_Data excerpts_
________________
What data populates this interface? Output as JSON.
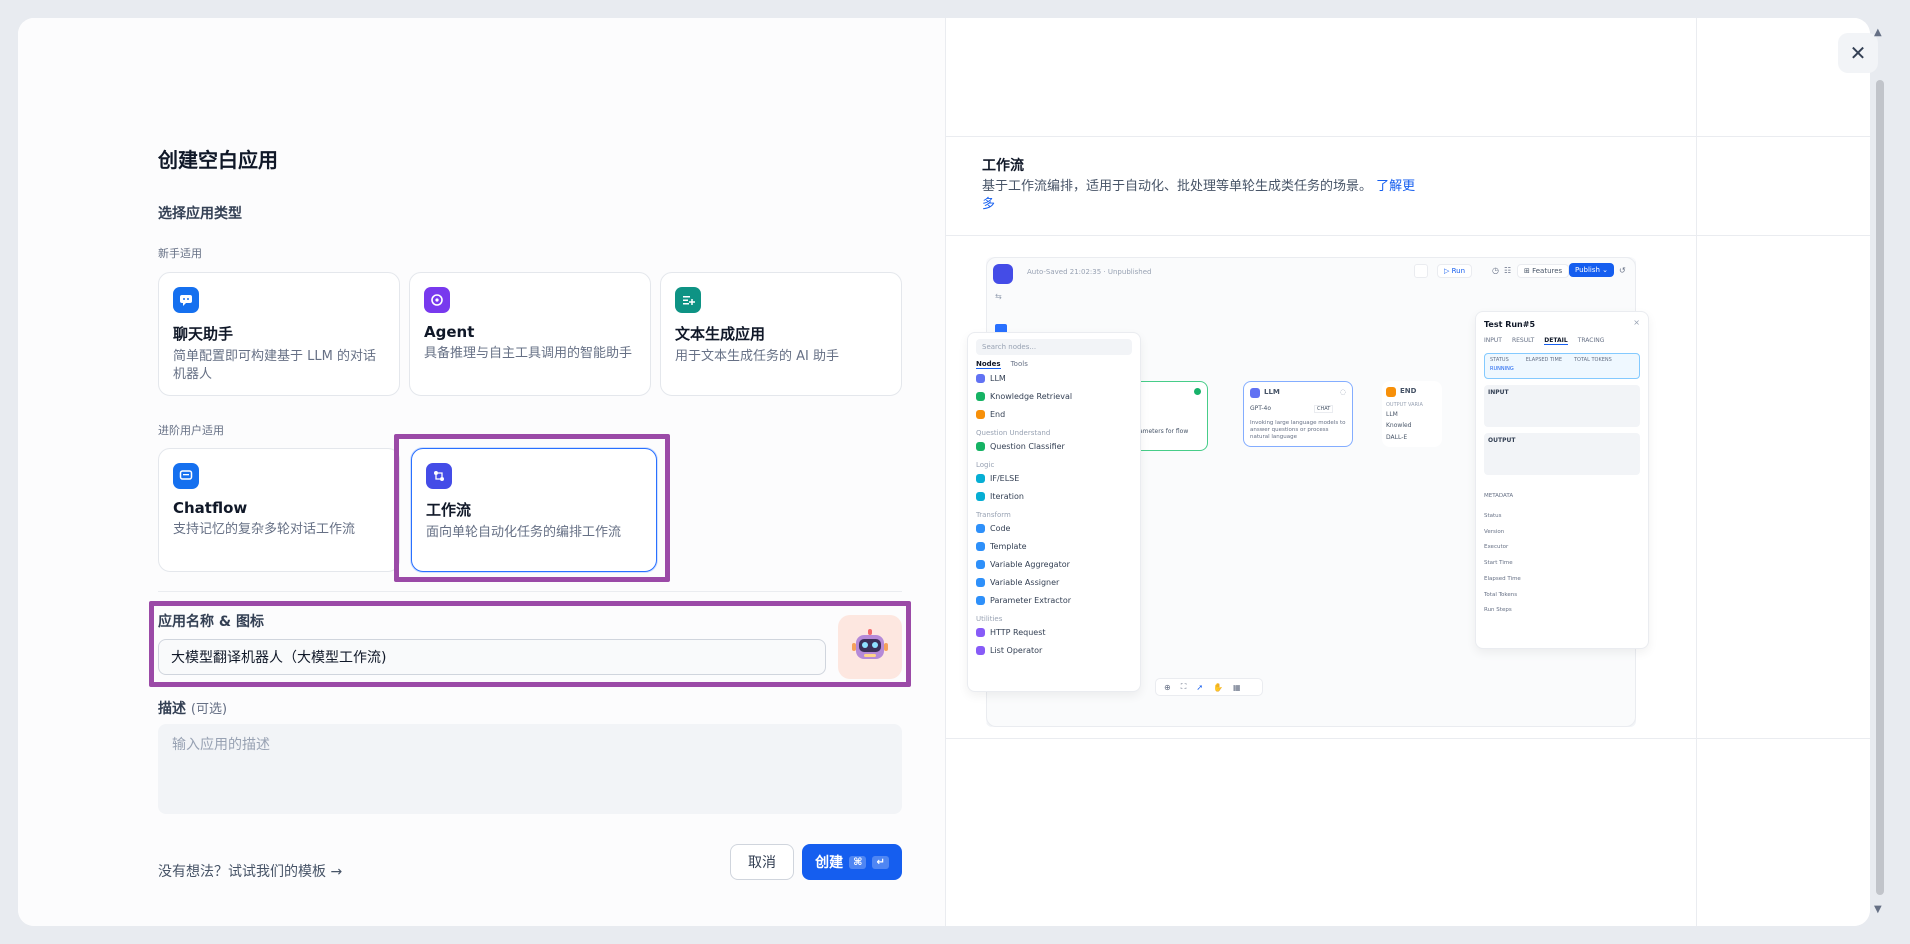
{
  "dialog": {
    "title": "创建空白应用",
    "type_section": "选择应用类型",
    "beginner_label": "新手适用",
    "advanced_label": "进阶用户适用"
  },
  "app_types": {
    "chat": {
      "name": "聊天助手",
      "desc": "简单配置即可构建基于 LLM 的对话机器人",
      "icon": "chat-bubble-icon",
      "color": "#1570ef"
    },
    "agent": {
      "name": "Agent",
      "desc": "具备推理与自主工具调用的智能助手",
      "icon": "robot-icon",
      "color": "#7839ee"
    },
    "text": {
      "name": "文本生成应用",
      "desc": "用于文本生成任务的 AI 助手",
      "icon": "text-generate-icon",
      "color": "#0e9384"
    },
    "chatflow": {
      "name": "Chatflow",
      "desc": "支持记忆的复杂多轮对话工作流",
      "icon": "chatflow-icon",
      "color": "#1570ef"
    },
    "workflow": {
      "name": "工作流",
      "desc": "面向单轮自动化任务的编排工作流",
      "icon": "workflow-icon",
      "color": "#444ce7",
      "selected": true
    }
  },
  "form": {
    "name_label": "应用名称 & 图标",
    "name_value": "大模型翻译机器人（大模型工作流)",
    "desc_label": "描述",
    "desc_optional": "(可选)",
    "desc_placeholder": "输入应用的描述"
  },
  "footer": {
    "template_link": "没有想法？试试我们的模板 →",
    "cancel": "取消",
    "create": "创建",
    "create_kbd1": "⌘",
    "create_kbd2": "↵"
  },
  "preview": {
    "title": "工作流",
    "desc": "基于工作流编排，适用于自动化、批处理等单轮生成类任务的场景。",
    "learn_more": "了解更多",
    "autosave": "Auto-Saved 21:02:35 · Unpublished",
    "run": "Run",
    "features": "Features",
    "publish": "Publish",
    "search_placeholder": "Search nodes...",
    "tabs": [
      "Nodes",
      "Tools"
    ],
    "node_groups": [
      {
        "label": "",
        "items": [
          "LLM",
          "Knowledge Retrieval",
          "End"
        ]
      },
      {
        "label": "Question Understand",
        "items": [
          "Question Classifier"
        ]
      },
      {
        "label": "Logic",
        "items": [
          "IF/ELSE",
          "Iteration"
        ]
      },
      {
        "label": "Transform",
        "items": [
          "Code",
          "Template",
          "Variable Aggregator",
          "Variable Assigner",
          "Parameter Extractor"
        ]
      },
      {
        "label": "Utilities",
        "items": [
          "HTTP Request",
          "List Operator"
        ]
      }
    ],
    "llm_node": {
      "title": "LLM",
      "model": "GPT-4o",
      "badge": "CHAT",
      "desc": "Invoking large language models to answer questions or process natural language"
    },
    "end_node": {
      "title": "END",
      "sub": "OUTPUT VARIA",
      "vars": [
        "LLM",
        "Knowled",
        "DALL-E"
      ]
    },
    "start_desc": "parameters for flow",
    "test_run": {
      "title": "Test Run#5",
      "tabs": [
        "INPUT",
        "RESULT",
        "DETAIL",
        "TRACING"
      ],
      "status_label": "STATUS",
      "status_value": "RUNNING",
      "elapsed_label": "ELAPSED TIME",
      "tokens_label": "TOTAL TOKENS",
      "input_label": "INPUT",
      "output_label": "OUTPUT",
      "metadata_label": "METADATA",
      "meta_rows": [
        "Status",
        "Version",
        "Executor",
        "Start Time",
        "Elapsed Time",
        "Total Tokens",
        "Run Steps"
      ]
    }
  }
}
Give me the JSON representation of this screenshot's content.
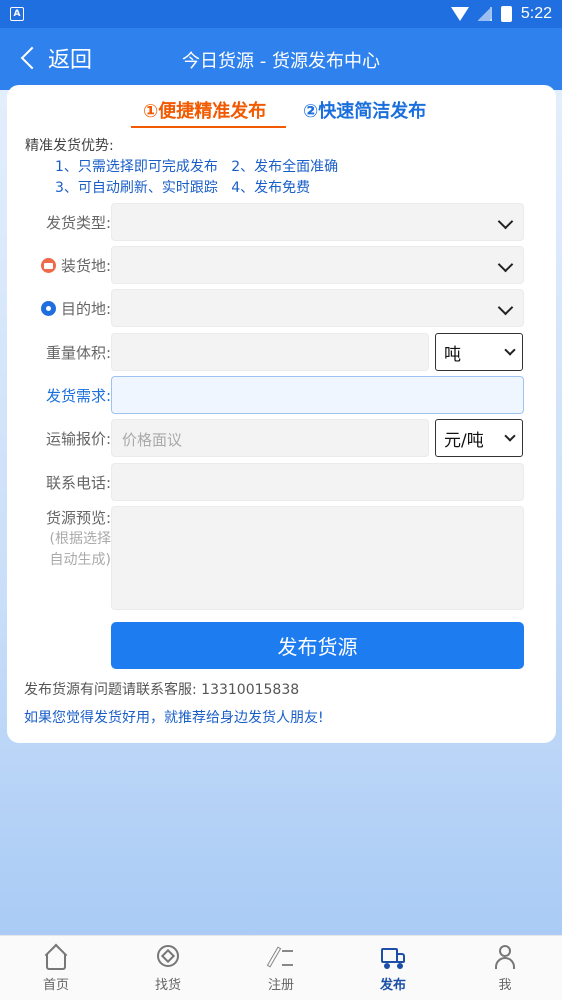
{
  "status_bar": {
    "time": "5:22",
    "left_icon": "A"
  },
  "header": {
    "back_label": "返回",
    "title": "今日货源 - 货源发布中心"
  },
  "tabs": [
    {
      "label": "①便捷精准发布",
      "active": true
    },
    {
      "label": "②快速简洁发布",
      "active": false
    }
  ],
  "advantages": {
    "title": "精准发货优势:",
    "line1": "1、只需选择即可完成发布   2、发布全面准确",
    "line2": "3、可自动刷新、实时跟踪   4、发布免费"
  },
  "form": {
    "cargo_type_label": "发货类型:",
    "load_place_label": "装货地:",
    "destination_label": "目的地:",
    "weight_label": "重量体积:",
    "weight_unit": "吨",
    "demand_label": "发货需求:",
    "price_label": "运输报价:",
    "price_placeholder": "价格面议",
    "price_unit": "元/吨",
    "phone_label": "联系电话:",
    "preview_label": "货源预览:",
    "preview_hint_1": "(根据选择",
    "preview_hint_2": "自动生成)"
  },
  "submit_label": "发布货源",
  "contact_text": "发布货源有问题请联系客服: 13310015838",
  "recommend_text": "如果您觉得发货好用，就推荐给身边发货人朋友!",
  "bottom_nav": [
    {
      "label": "首页",
      "icon": "home-icon",
      "active": false
    },
    {
      "label": "找货",
      "icon": "find-cargo-icon",
      "active": false
    },
    {
      "label": "注册",
      "icon": "register-icon",
      "active": false
    },
    {
      "label": "发布",
      "icon": "publish-truck-icon",
      "active": true
    },
    {
      "label": "我",
      "icon": "user-icon",
      "active": false
    }
  ],
  "colors": {
    "primary": "#2f82ee",
    "active_tab": "#f15a00",
    "button": "#1d7cf0"
  }
}
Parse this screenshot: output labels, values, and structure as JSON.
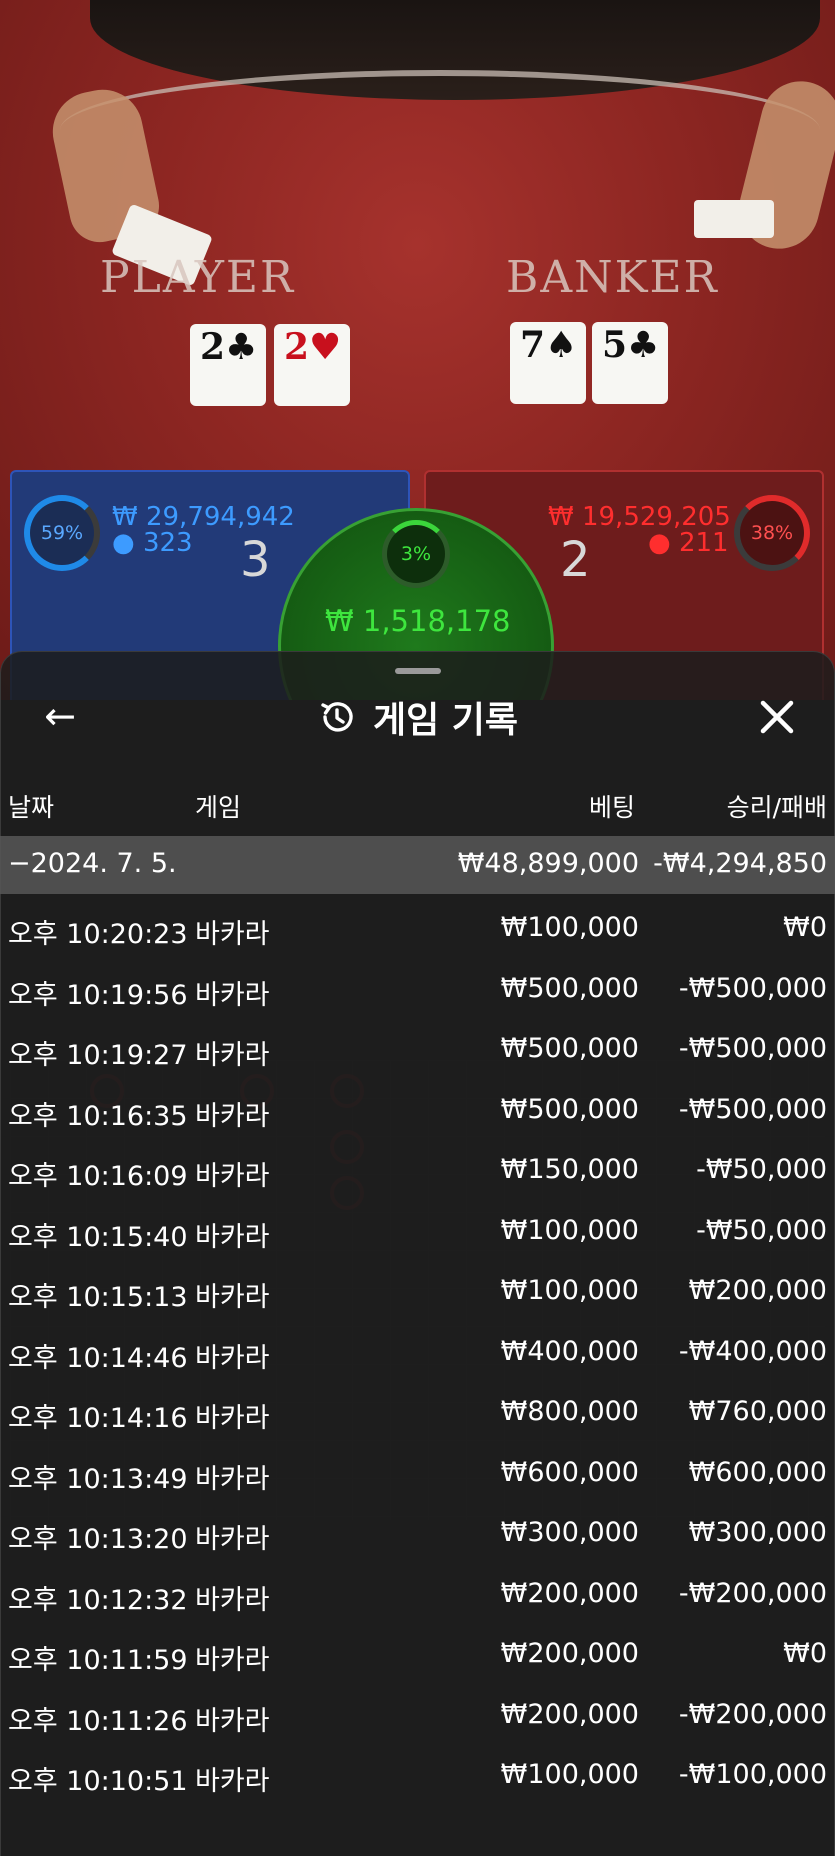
{
  "game_view": {
    "player_word": "PLAYER",
    "banker_word": "BANKER",
    "player_cards": [
      {
        "rank": "2",
        "suit": "♣",
        "color": "black"
      },
      {
        "rank": "2",
        "suit": "♥",
        "color": "red"
      }
    ],
    "banker_cards": [
      {
        "rank": "7",
        "suit": "♠",
        "color": "black"
      },
      {
        "rank": "5",
        "suit": "♣",
        "color": "black"
      }
    ],
    "player_percent": "59%",
    "player_amount": "₩ 29,794,942",
    "player_users": "323",
    "player_score": "3",
    "banker_percent": "38%",
    "banker_amount": "₩ 19,529,205",
    "banker_users": "211",
    "banker_score": "2",
    "tie_percent": "3%",
    "tie_amount": "₩ 1,518,178"
  },
  "modal": {
    "title": "게임 기록",
    "back_glyph": "←",
    "columns": {
      "date": "날짜",
      "game": "게임",
      "bet": "베팅",
      "result": "승리/패배"
    },
    "summary": {
      "date": "−2024. 7. 5.",
      "bet": "₩48,899,000",
      "result": "-₩4,294,850"
    },
    "rows": [
      {
        "time": "오후 10:20:23",
        "game": "바카라",
        "bet": "₩100,000",
        "result": "₩0"
      },
      {
        "time": "오후 10:19:56",
        "game": "바카라",
        "bet": "₩500,000",
        "result": "-₩500,000"
      },
      {
        "time": "오후 10:19:27",
        "game": "바카라",
        "bet": "₩500,000",
        "result": "-₩500,000"
      },
      {
        "time": "오후 10:16:35",
        "game": "바카라",
        "bet": "₩500,000",
        "result": "-₩500,000"
      },
      {
        "time": "오후 10:16:09",
        "game": "바카라",
        "bet": "₩150,000",
        "result": "-₩50,000"
      },
      {
        "time": "오후 10:15:40",
        "game": "바카라",
        "bet": "₩100,000",
        "result": "-₩50,000"
      },
      {
        "time": "오후 10:15:13",
        "game": "바카라",
        "bet": "₩100,000",
        "result": "₩200,000"
      },
      {
        "time": "오후 10:14:46",
        "game": "바카라",
        "bet": "₩400,000",
        "result": "-₩400,000"
      },
      {
        "time": "오후 10:14:16",
        "game": "바카라",
        "bet": "₩800,000",
        "result": "₩760,000"
      },
      {
        "time": "오후 10:13:49",
        "game": "바카라",
        "bet": "₩600,000",
        "result": "₩600,000"
      },
      {
        "time": "오후 10:13:20",
        "game": "바카라",
        "bet": "₩300,000",
        "result": "₩300,000"
      },
      {
        "time": "오후 10:12:32",
        "game": "바카라",
        "bet": "₩200,000",
        "result": "-₩200,000"
      },
      {
        "time": "오후 10:11:59",
        "game": "바카라",
        "bet": "₩200,000",
        "result": "₩0"
      },
      {
        "time": "오후 10:11:26",
        "game": "바카라",
        "bet": "₩200,000",
        "result": "-₩200,000"
      },
      {
        "time": "오후 10:10:51",
        "game": "바카라",
        "bet": "₩100,000",
        "result": "-₩100,000"
      }
    ]
  },
  "colors": {
    "blue": "#3d9bff",
    "red": "#ff2e2e",
    "green": "#3ee63e",
    "sheet": "#1c1c1c"
  }
}
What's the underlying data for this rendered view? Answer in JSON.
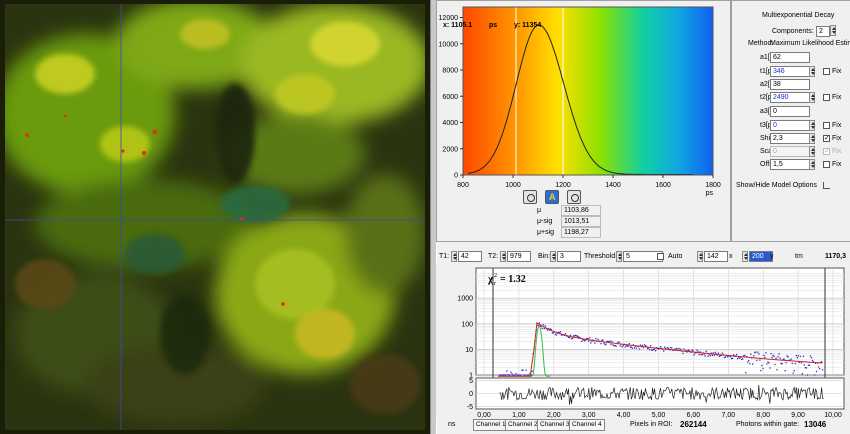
{
  "histogram": {
    "x_readout": "x: 1105.1",
    "x_unit": "ps",
    "y_readout": "y: 11354",
    "x_unit_label": "ps",
    "x_ticks": [
      "800",
      "1000",
      "1200",
      "1400",
      "1600",
      "1800"
    ],
    "y_ticks": [
      "12000",
      "10000",
      "8000",
      "6000",
      "4000",
      "2000",
      "0"
    ],
    "stats": [
      {
        "label": "μ",
        "value": "1103,86"
      },
      {
        "label": "μ-sig",
        "value": "1013,51"
      },
      {
        "label": "μ+sig",
        "value": "1198,27"
      }
    ]
  },
  "decay_panel": {
    "title": "Multiexponential Decay",
    "components_label": "Components:",
    "components_value": "2",
    "method_label": "Method:",
    "method_value": "Maximum Likelihood Estimation",
    "params": [
      {
        "label": "a1[%]",
        "value": "62",
        "blue": false,
        "has_spin": false,
        "has_fix": false
      },
      {
        "label": "t1[ps]",
        "value": "346",
        "blue": true,
        "has_spin": true,
        "has_fix": true,
        "fix_checked": false
      },
      {
        "label": "a2[%]",
        "value": "38",
        "blue": false,
        "has_spin": false,
        "has_fix": false
      },
      {
        "label": "t2[ps]",
        "value": "2490",
        "blue": true,
        "has_spin": true,
        "has_fix": true,
        "fix_checked": false
      },
      {
        "label": "a3[%]",
        "value": "0",
        "blue": false,
        "has_spin": false,
        "has_fix": false
      },
      {
        "label": "t3[ps]",
        "value": "0",
        "blue": true,
        "has_spin": true,
        "has_fix": true,
        "fix_checked": false
      },
      {
        "label": "Shift",
        "value": "2,3",
        "blue": false,
        "has_spin": true,
        "has_fix": true,
        "fix_checked": true
      },
      {
        "label": "Scatter",
        "value": "0",
        "blue": false,
        "has_spin": true,
        "has_fix": true,
        "fix_checked": true,
        "disabled": true
      },
      {
        "label": "Offset",
        "value": "1,5",
        "blue": false,
        "has_spin": true,
        "has_fix": true,
        "fix_checked": false
      }
    ],
    "fix_label": "Fix",
    "show_hide_label": "Show/Hide Model Options"
  },
  "toolbar": {
    "t1_label": "T1:",
    "t1_value": "42",
    "t2_label": "T2:",
    "t2_value": "979",
    "bin_label": "Bin:",
    "bin_value": "3",
    "threshold_label": "Threshold:",
    "threshold_value": "5",
    "auto_label": "Auto",
    "x_value": "142",
    "x_label": "x",
    "y_value": "200",
    "y_label": "y",
    "tm_label": "tm",
    "tm_value": "1170,3"
  },
  "decay": {
    "chi_symbol": "χ",
    "chi_sub": "r",
    "chi_sup": "2",
    "chi_value": "= 1.32",
    "y_ticks": [
      "1000",
      "100",
      "10",
      "1"
    ],
    "res_ticks": [
      "5",
      "0",
      "-5"
    ],
    "x_ticks": [
      "0,00",
      "1,00",
      "2,00",
      "3,00",
      "4,00",
      "5,00",
      "6,00",
      "7,00",
      "8,00",
      "9,00",
      "10,00"
    ],
    "x_unit": "ns"
  },
  "footer": {
    "channels": [
      "Channel 1",
      "Channel 2",
      "Channel 3",
      "Channel 4"
    ],
    "pixels_label": "Pixels in ROI:",
    "pixels_value": "262144",
    "photons_label": "Photons within gate:",
    "photons_value": "13046"
  },
  "colors": {
    "fit_line": "#d02020",
    "irf_line": "#30c040",
    "data_points": "#3030c8"
  }
}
________________
_Work to complete_
Read the data above and pull out each line that holds the string "screenshot".

_Written solution_
Give me the JSON representation of this screenshot's content.
Parse this screenshot: output labels, values, and structure as JSON.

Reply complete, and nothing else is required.